**EXERCISE TASK:** In your copy, repeat the records exactly and leave out the pictures.

**MATERIAL PROVIDED:**
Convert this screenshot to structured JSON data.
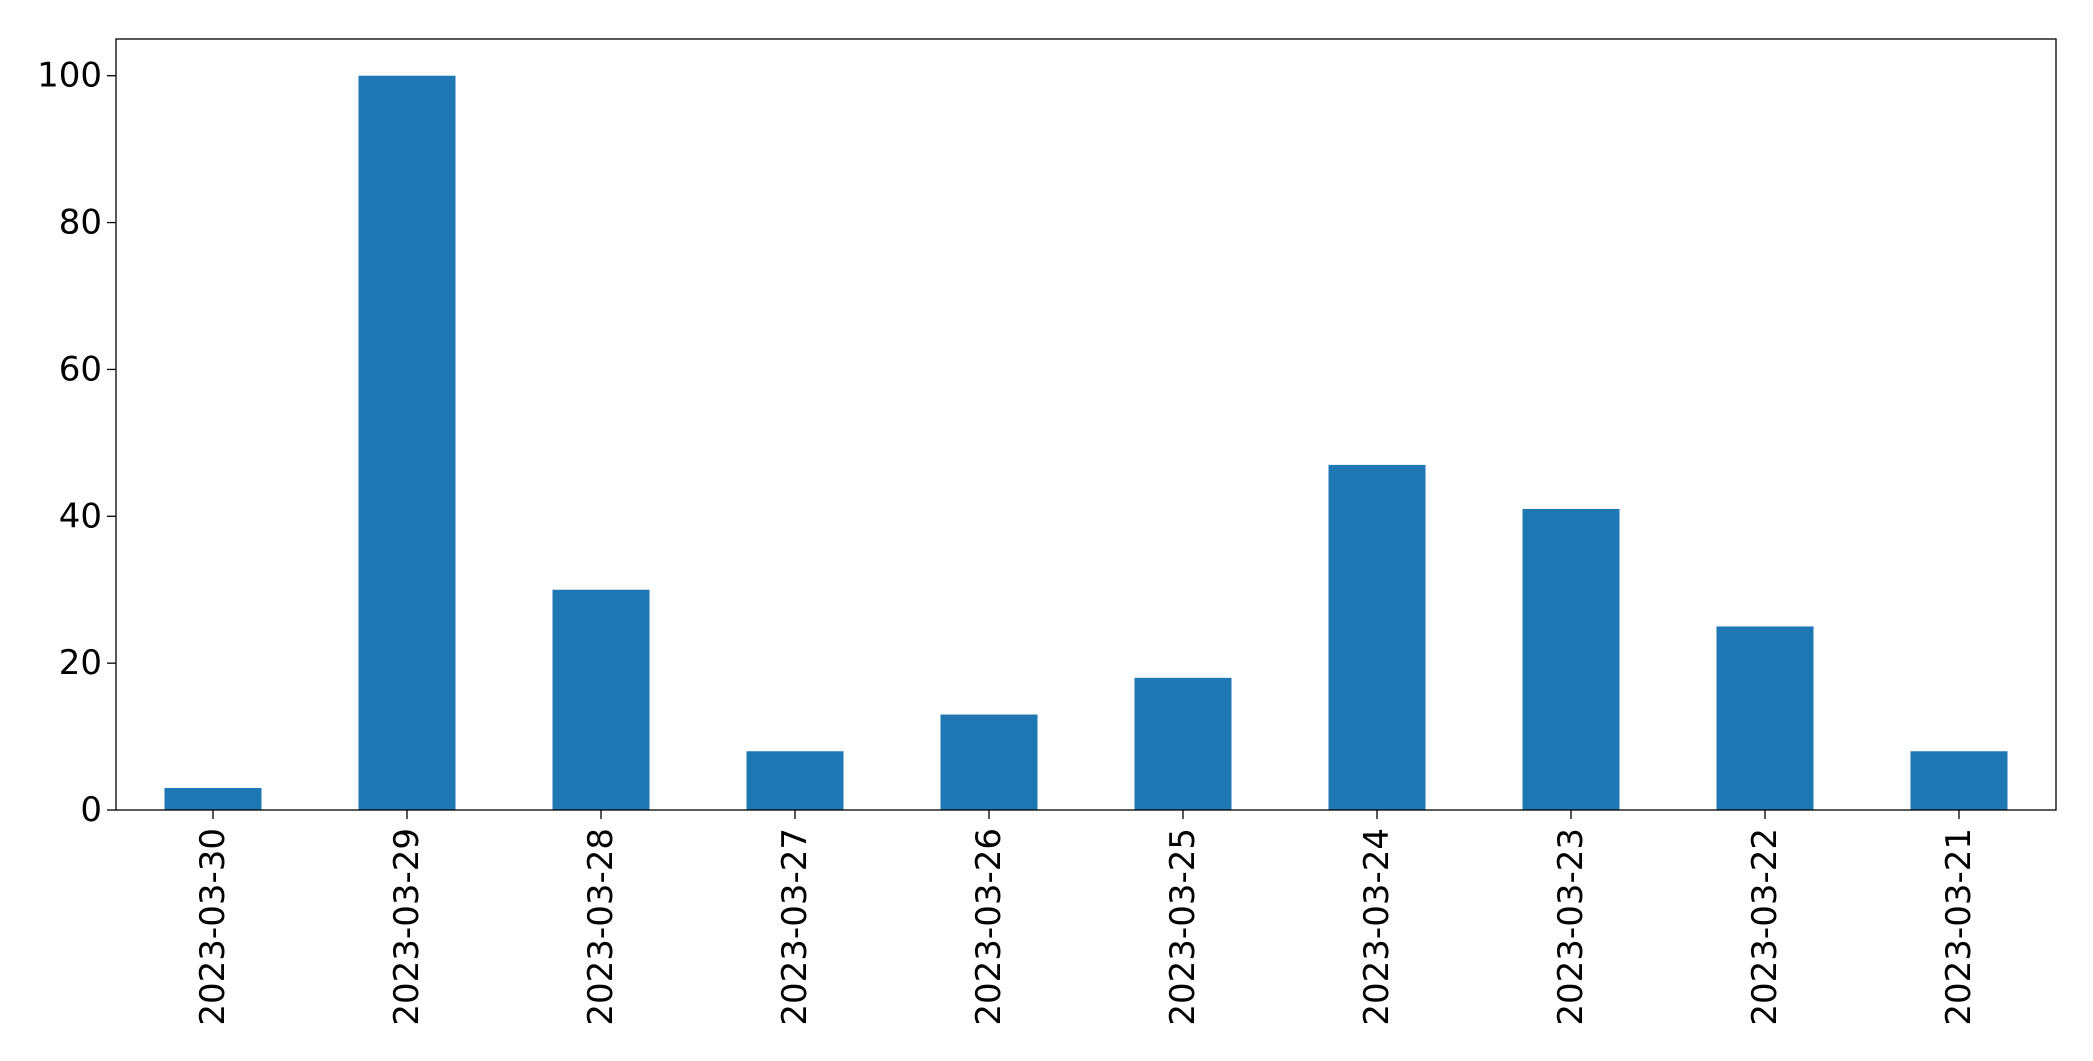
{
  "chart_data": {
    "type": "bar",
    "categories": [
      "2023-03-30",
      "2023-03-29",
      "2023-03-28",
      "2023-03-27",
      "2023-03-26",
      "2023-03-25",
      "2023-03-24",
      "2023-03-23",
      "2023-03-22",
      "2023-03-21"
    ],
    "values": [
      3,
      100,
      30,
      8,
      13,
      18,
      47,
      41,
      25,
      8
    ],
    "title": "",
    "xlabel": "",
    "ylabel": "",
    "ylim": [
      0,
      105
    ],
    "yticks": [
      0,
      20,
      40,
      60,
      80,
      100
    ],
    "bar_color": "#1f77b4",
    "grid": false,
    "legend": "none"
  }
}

**RESULT BELOW:**
Convert this screenshot to structured JSON data.
{
  "chart_data": {
    "type": "bar",
    "categories": [
      "2023-03-30",
      "2023-03-29",
      "2023-03-28",
      "2023-03-27",
      "2023-03-26",
      "2023-03-25",
      "2023-03-24",
      "2023-03-23",
      "2023-03-22",
      "2023-03-21"
    ],
    "values": [
      3,
      100,
      30,
      8,
      13,
      18,
      47,
      41,
      25,
      8
    ],
    "title": "",
    "xlabel": "",
    "ylabel": "",
    "ylim": [
      0,
      105
    ],
    "yticks": [
      0,
      20,
      40,
      60,
      80,
      100
    ],
    "bar_color": "#1f77b4",
    "grid": false,
    "legend": "none"
  }
}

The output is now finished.